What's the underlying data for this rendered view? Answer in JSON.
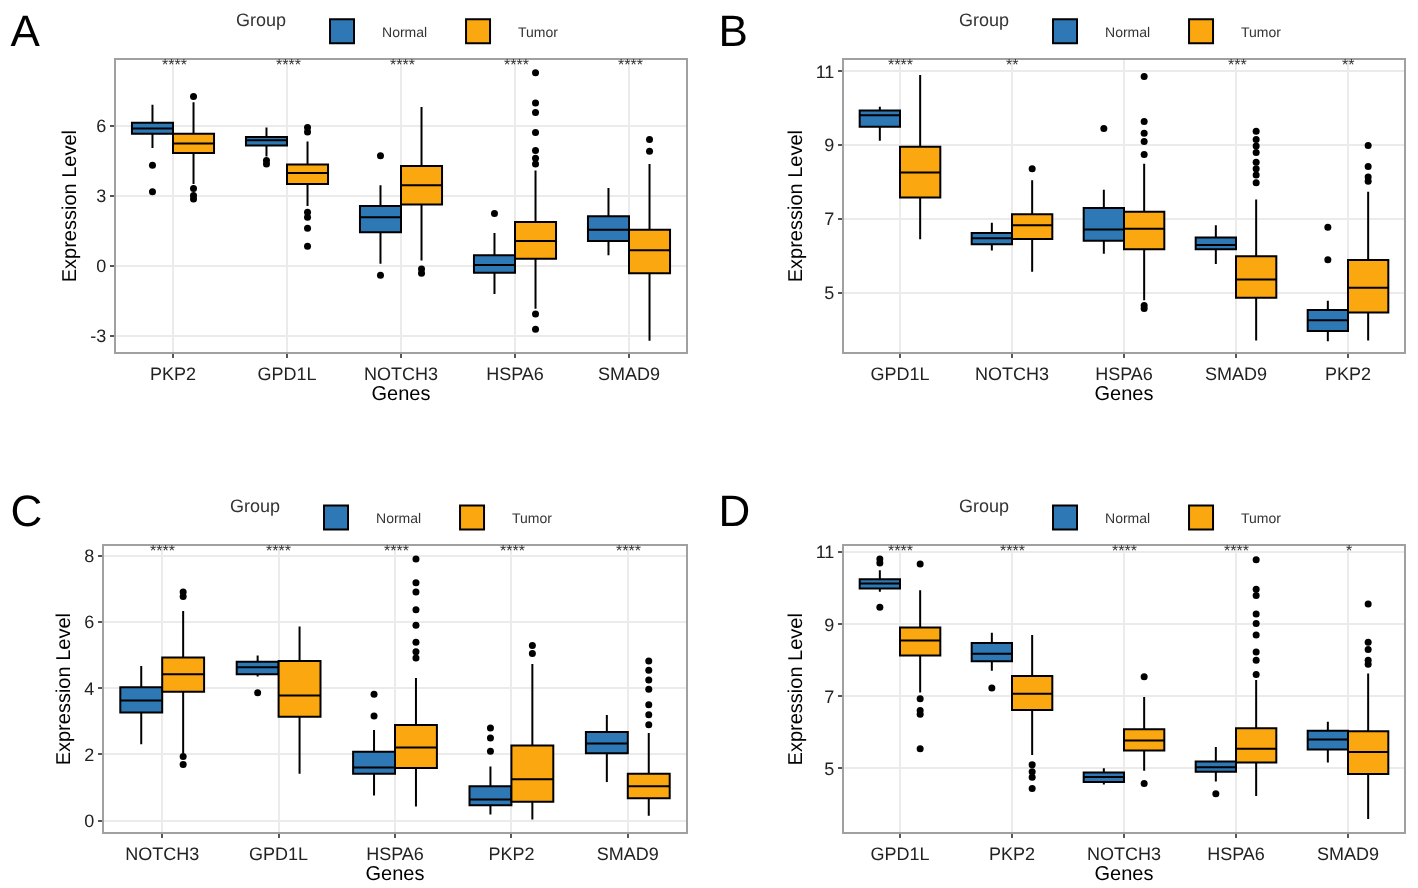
{
  "chart_data": [
    {
      "type": "box",
      "title": "A",
      "xlabel": "Genes",
      "ylabel": "Expression Level",
      "legend_title": "Group",
      "legend": "top",
      "grid": true,
      "ylim": [
        -3.7,
        8.8
      ],
      "yticks": [
        -3,
        0,
        3,
        6
      ],
      "categories": [
        "PKP2",
        "GPD1L",
        "NOTCH3",
        "HSPA6",
        "SMAD9"
      ],
      "series": [
        {
          "name": "Normal",
          "color": "#2e78b5",
          "boxes": [
            {
              "low": 5.04,
              "q1": 5.65,
              "median": 5.87,
              "q3": 6.12,
              "high": 6.89,
              "outliers": [
                4.3,
                3.17
              ]
            },
            {
              "low": 4.68,
              "q1": 5.15,
              "median": 5.37,
              "q3": 5.51,
              "high": 5.92,
              "outliers": [
                4.5,
                4.35
              ]
            },
            {
              "low": 0.08,
              "q1": 1.43,
              "median": 2.07,
              "q3": 2.56,
              "high": 3.44,
              "outliers": [
                4.71,
                -0.41
              ]
            },
            {
              "low": -1.21,
              "q1": -0.3,
              "median": 0.03,
              "q3": 0.44,
              "high": 1.4,
              "outliers": [
                2.23
              ]
            },
            {
              "low": 0.44,
              "q1": 1.05,
              "median": 1.54,
              "q3": 2.12,
              "high": 3.33
            }
          ]
        },
        {
          "name": "Tumor",
          "color": "#fba70f",
          "boxes": [
            {
              "low": 3.5,
              "q1": 4.82,
              "median": 5.23,
              "q3": 5.65,
              "high": 7.0,
              "outliers": [
                7.25,
                3.3,
                3.0,
                2.85
              ]
            },
            {
              "low": 2.56,
              "q1": 3.5,
              "median": 3.97,
              "q3": 4.33,
              "high": 5.32,
              "outliers": [
                5.92,
                5.73,
                2.29,
                2.07,
                1.6,
                0.83
              ]
            },
            {
              "low": 0.22,
              "q1": 2.62,
              "median": 3.44,
              "q3": 4.27,
              "high": 6.8,
              "outliers": [
                -0.14,
                -0.33
              ]
            },
            {
              "low": -1.85,
              "q1": 0.3,
              "median": 1.05,
              "q3": 1.87,
              "high": 4.08,
              "outliers": [
                8.26,
                6.97,
                6.56,
                5.7,
                4.93,
                4.6,
                4.35,
                -2.07,
                -2.73
              ]
            },
            {
              "low": -3.22,
              "q1": -0.33,
              "median": 0.66,
              "q3": 1.54,
              "high": 4.35,
              "outliers": [
                5.4,
                4.9
              ]
            }
          ]
        }
      ],
      "annotations": [
        "****",
        "****",
        "****",
        "****",
        "****"
      ]
    },
    {
      "type": "box",
      "title": "B",
      "xlabel": "Genes",
      "ylabel": "Expression Level",
      "legend_title": "Group",
      "legend": "top",
      "grid": true,
      "ylim": [
        3.4,
        11.3
      ],
      "yticks": [
        5,
        7,
        9,
        11
      ],
      "categories": [
        "GPD1L",
        "NOTCH3",
        "HSPA6",
        "SMAD9",
        "PKP2"
      ],
      "series": [
        {
          "name": "Normal",
          "color": "#2e78b5",
          "boxes": [
            {
              "low": 9.12,
              "q1": 9.5,
              "median": 9.81,
              "q3": 9.94,
              "high": 10.04
            },
            {
              "low": 6.15,
              "q1": 6.32,
              "median": 6.48,
              "q3": 6.62,
              "high": 6.9
            },
            {
              "low": 6.06,
              "q1": 6.41,
              "median": 6.72,
              "q3": 7.3,
              "high": 7.79,
              "outliers": [
                9.45
              ]
            },
            {
              "low": 5.78,
              "q1": 6.18,
              "median": 6.3,
              "q3": 6.5,
              "high": 6.83
            },
            {
              "low": 3.69,
              "q1": 3.97,
              "median": 4.26,
              "q3": 4.54,
              "high": 4.79,
              "outliers": [
                6.78,
                5.9
              ]
            }
          ]
        },
        {
          "name": "Tumor",
          "color": "#fba70f",
          "boxes": [
            {
              "low": 6.45,
              "q1": 7.58,
              "median": 8.26,
              "q3": 8.96,
              "high": 10.9
            },
            {
              "low": 5.57,
              "q1": 6.46,
              "median": 6.83,
              "q3": 7.13,
              "high": 8.05,
              "outliers": [
                8.36
              ]
            },
            {
              "low": 4.8,
              "q1": 6.18,
              "median": 6.74,
              "q3": 7.2,
              "high": 8.5,
              "outliers": [
                10.86,
                9.64,
                9.32,
                9.1,
                8.75,
                4.66,
                4.58
              ]
            },
            {
              "low": 3.71,
              "q1": 4.87,
              "median": 5.36,
              "q3": 5.99,
              "high": 7.53,
              "outliers": [
                9.38,
                9.15,
                8.98,
                8.8,
                8.54,
                8.36,
                8.19,
                7.98
              ]
            },
            {
              "low": 3.71,
              "q1": 4.47,
              "median": 5.14,
              "q3": 5.89,
              "high": 7.74,
              "outliers": [
                8.99,
                8.42,
                8.14,
                8.02
              ]
            }
          ]
        }
      ],
      "annotations": [
        "****",
        "**",
        null,
        "***",
        "**"
      ]
    },
    {
      "type": "box",
      "title": "C",
      "xlabel": "Genes",
      "ylabel": "Expression Level",
      "legend_title": "Group",
      "legend": "top",
      "grid": true,
      "ylim": [
        -0.34,
        8.28
      ],
      "yticks": [
        0,
        2,
        4,
        6,
        8
      ],
      "categories": [
        "NOTCH3",
        "GPD1L",
        "HSPA6",
        "PKP2",
        "SMAD9"
      ],
      "series": [
        {
          "name": "Normal",
          "color": "#2e78b5",
          "boxes": [
            {
              "low": 2.31,
              "q1": 3.27,
              "median": 3.63,
              "q3": 4.03,
              "high": 4.67
            },
            {
              "low": 4.35,
              "q1": 4.42,
              "median": 4.63,
              "q3": 4.8,
              "high": 4.99,
              "outliers": [
                3.86
              ]
            },
            {
              "low": 0.76,
              "q1": 1.42,
              "median": 1.61,
              "q3": 2.08,
              "high": 2.74,
              "outliers": [
                3.82,
                3.16
              ]
            },
            {
              "low": 0.19,
              "q1": 0.47,
              "median": 0.64,
              "q3": 1.04,
              "high": 1.64,
              "outliers": [
                2.8,
                2.5,
                2.1
              ]
            },
            {
              "low": 1.17,
              "q1": 2.04,
              "median": 2.33,
              "q3": 2.68,
              "high": 3.19
            }
          ]
        },
        {
          "name": "Tumor",
          "color": "#fba70f",
          "boxes": [
            {
              "low": 2.04,
              "q1": 3.89,
              "median": 4.42,
              "q3": 4.93,
              "high": 6.33,
              "outliers": [
                6.9,
                6.77,
                1.94,
                1.7
              ]
            },
            {
              "low": 1.42,
              "q1": 3.14,
              "median": 3.78,
              "q3": 4.82,
              "high": 5.86
            },
            {
              "low": 0.43,
              "q1": 1.59,
              "median": 2.21,
              "q3": 2.89,
              "high": 4.31,
              "outliers": [
                7.9,
                7.18,
                6.9,
                6.37,
                5.9,
                5.39,
                5.1,
                4.91
              ]
            },
            {
              "low": 0.04,
              "q1": 0.57,
              "median": 1.25,
              "q3": 2.27,
              "high": 4.73,
              "outliers": [
                5.29,
                5.05
              ]
            },
            {
              "low": 0.15,
              "q1": 0.68,
              "median": 1.04,
              "q3": 1.42,
              "high": 2.65,
              "outliers": [
                4.82,
                4.54,
                4.25,
                3.97,
                3.5,
                3.2,
                2.9
              ]
            }
          ]
        }
      ],
      "annotations": [
        "****",
        "****",
        "****",
        "****",
        "****"
      ]
    },
    {
      "type": "box",
      "title": "D",
      "xlabel": "Genes",
      "ylabel": "Expression Level",
      "legend_title": "Group",
      "legend": "top",
      "grid": true,
      "ylim": [
        3.23,
        11.16
      ],
      "yticks": [
        5,
        7,
        9,
        11
      ],
      "categories": [
        "GPD1L",
        "PKP2",
        "NOTCH3",
        "HSPA6",
        "SMAD9"
      ],
      "series": [
        {
          "name": "Normal",
          "color": "#2e78b5",
          "boxes": [
            {
              "low": 9.9,
              "q1": 9.99,
              "median": 10.13,
              "q3": 10.25,
              "high": 10.5,
              "outliers": [
                10.81,
                10.7,
                9.47
              ]
            },
            {
              "low": 7.71,
              "q1": 7.97,
              "median": 8.18,
              "q3": 8.48,
              "high": 8.76,
              "outliers": [
                7.23
              ]
            },
            {
              "low": 4.55,
              "q1": 4.62,
              "median": 4.76,
              "q3": 4.88,
              "high": 5.0
            },
            {
              "low": 4.63,
              "q1": 4.9,
              "median": 5.03,
              "q3": 5.19,
              "high": 5.59,
              "outliers": [
                4.29
              ]
            },
            {
              "low": 5.16,
              "q1": 5.52,
              "median": 5.8,
              "q3": 6.04,
              "high": 6.29
            }
          ]
        },
        {
          "name": "Tumor",
          "color": "#fba70f",
          "boxes": [
            {
              "low": 7.1,
              "q1": 8.13,
              "median": 8.55,
              "q3": 8.91,
              "high": 9.94,
              "outliers": [
                10.67,
                6.93,
                6.6,
                6.5,
                5.54
              ]
            },
            {
              "low": 5.37,
              "q1": 6.62,
              "median": 7.07,
              "q3": 7.56,
              "high": 8.7,
              "outliers": [
                5.1,
                4.9,
                4.75,
                4.44
              ]
            },
            {
              "low": 4.93,
              "q1": 5.49,
              "median": 5.77,
              "q3": 6.08,
              "high": 6.98,
              "outliers": [
                7.54,
                4.58
              ]
            },
            {
              "low": 4.23,
              "q1": 5.16,
              "median": 5.54,
              "q3": 6.11,
              "high": 7.45,
              "outliers": [
                10.79,
                9.97,
                9.8,
                9.28,
                9.02,
                8.7,
                8.23,
                8.0,
                7.6
              ]
            },
            {
              "low": 3.59,
              "q1": 4.84,
              "median": 5.45,
              "q3": 6.03,
              "high": 7.63,
              "outliers": [
                9.56,
                8.5,
                8.3,
                8.0,
                7.89
              ]
            }
          ]
        }
      ],
      "annotations": [
        "****",
        "****",
        "****",
        "****",
        "*"
      ]
    }
  ]
}
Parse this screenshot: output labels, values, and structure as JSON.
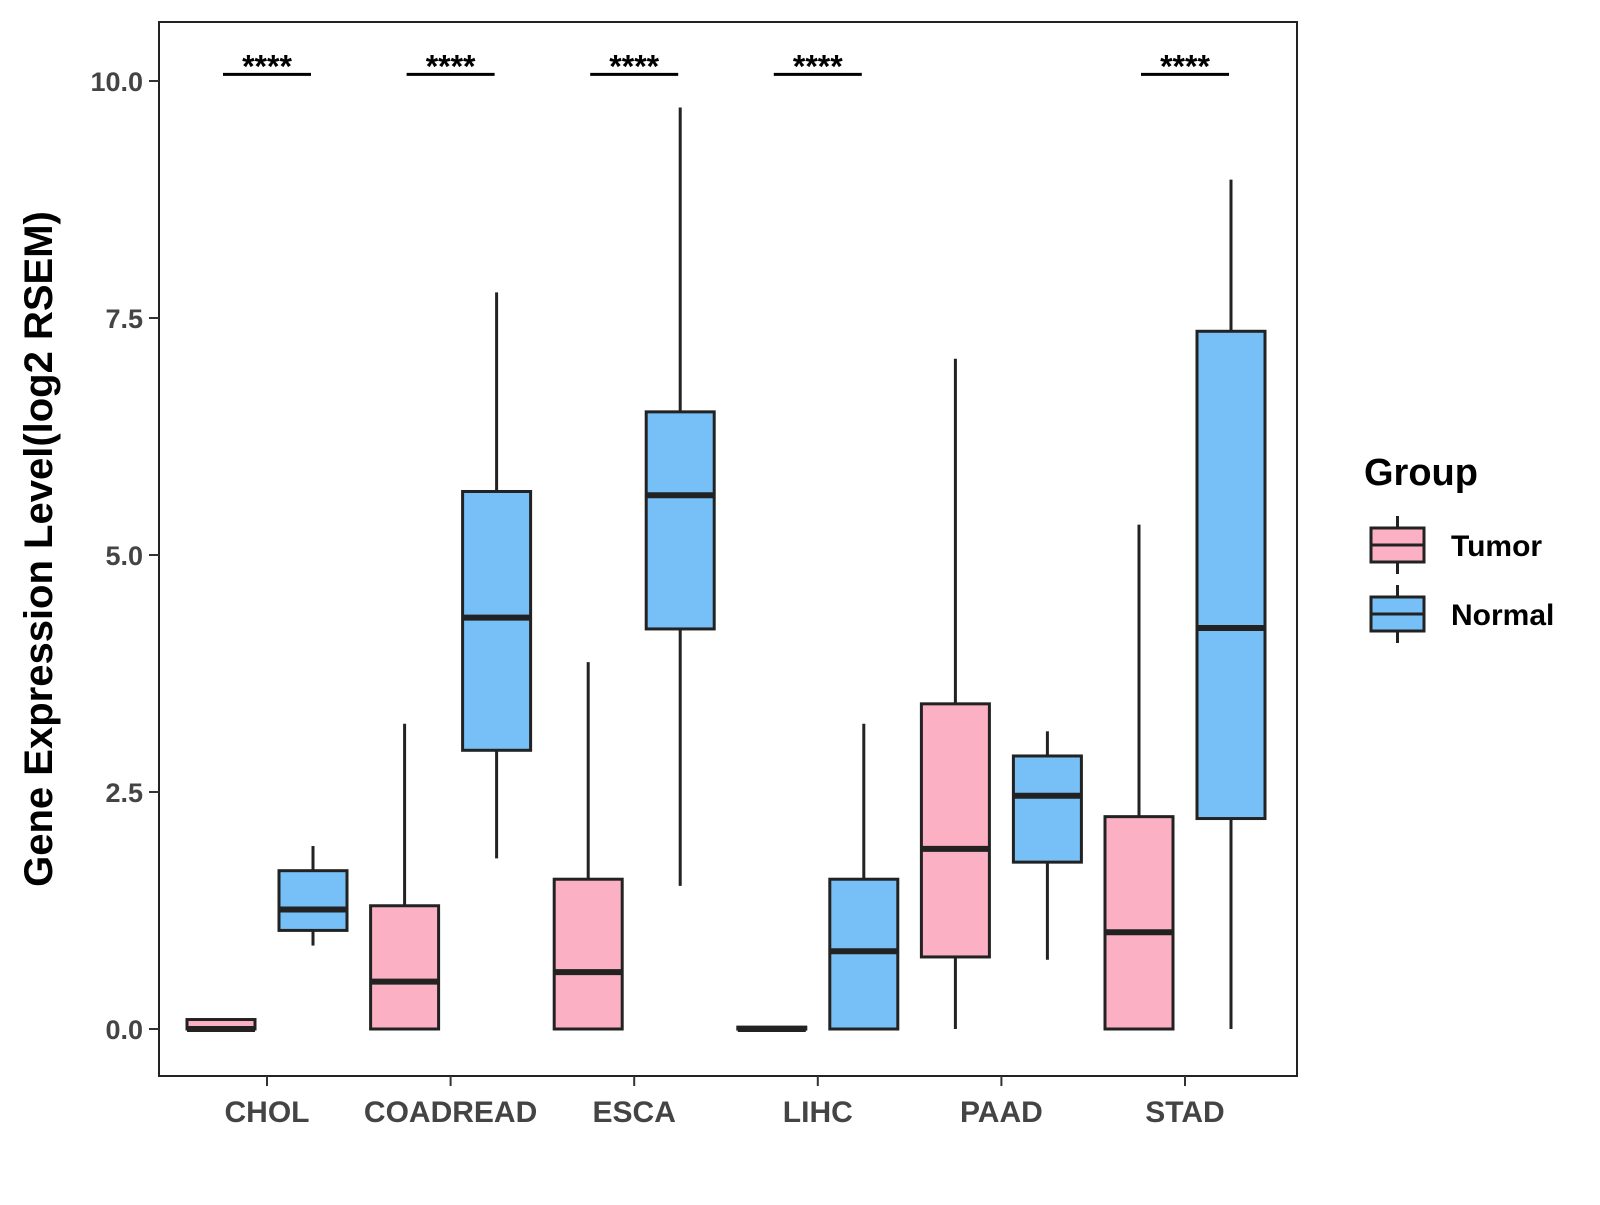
{
  "chart_data": {
    "type": "boxplot",
    "title": "",
    "xlabel": "",
    "ylabel": "Gene Expression Level(log2 RSEM)",
    "ylim": [
      -0.5,
      10.6
    ],
    "yticks": [
      0.0,
      2.5,
      5.0,
      7.5,
      10.0
    ],
    "ytick_labels": [
      "0.0",
      "2.5",
      "5.0",
      "7.5",
      "10.0"
    ],
    "categories": [
      "CHOL",
      "COADREAD",
      "ESCA",
      "LIHC",
      "PAAD",
      "STAD"
    ],
    "legend": {
      "title": "Group",
      "position": "right",
      "entries": [
        {
          "name": "Tumor",
          "color": "#FBB1C3"
        },
        {
          "name": "Normal",
          "color": "#76C0F7"
        }
      ]
    },
    "series": [
      {
        "name": "Tumor",
        "color": "#FBB1C3",
        "boxes": [
          {
            "category": "CHOL",
            "min": 0.0,
            "q1": 0.0,
            "median": 0.0,
            "q3": 0.1,
            "max": 0.1
          },
          {
            "category": "COADREAD",
            "min": 0.0,
            "q1": 0.0,
            "median": 0.5,
            "q3": 1.3,
            "max": 3.22
          },
          {
            "category": "ESCA",
            "min": 0.0,
            "q1": 0.0,
            "median": 0.6,
            "q3": 1.58,
            "max": 3.87
          },
          {
            "category": "LIHC",
            "min": 0.0,
            "q1": 0.0,
            "median": 0.0,
            "q3": 0.02,
            "max": 0.02
          },
          {
            "category": "PAAD",
            "min": 0.0,
            "q1": 0.76,
            "median": 1.9,
            "q3": 3.43,
            "max": 7.07
          },
          {
            "category": "STAD",
            "min": 0.0,
            "q1": 0.0,
            "median": 1.02,
            "q3": 2.24,
            "max": 5.32
          }
        ]
      },
      {
        "name": "Normal",
        "color": "#76C0F7",
        "boxes": [
          {
            "category": "CHOL",
            "min": 0.88,
            "q1": 1.04,
            "median": 1.26,
            "q3": 1.67,
            "max": 1.93
          },
          {
            "category": "COADREAD",
            "min": 1.8,
            "q1": 2.94,
            "median": 4.34,
            "q3": 5.67,
            "max": 7.77
          },
          {
            "category": "ESCA",
            "min": 1.51,
            "q1": 4.22,
            "median": 5.63,
            "q3": 6.51,
            "max": 9.72
          },
          {
            "category": "LIHC",
            "min": 0.0,
            "q1": 0.0,
            "median": 0.82,
            "q3": 1.58,
            "max": 3.22
          },
          {
            "category": "PAAD",
            "min": 0.73,
            "q1": 1.76,
            "median": 2.46,
            "q3": 2.88,
            "max": 3.14
          },
          {
            "category": "STAD",
            "min": 0.0,
            "q1": 2.22,
            "median": 4.23,
            "q3": 7.36,
            "max": 8.96
          }
        ]
      }
    ],
    "annotations": [
      {
        "category": "CHOL",
        "text": "****"
      },
      {
        "category": "COADREAD",
        "text": "****"
      },
      {
        "category": "ESCA",
        "text": "****"
      },
      {
        "category": "LIHC",
        "text": "****"
      },
      {
        "category": "STAD",
        "text": "****"
      }
    ],
    "annotation_y": 10.07
  }
}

──────

» Exercise details
Each line above that includes "LIHC" should be shown.

» Expected answer
      "LIHC",
            "category": "LIHC",
            "category": "LIHC",
        "category": "LIHC",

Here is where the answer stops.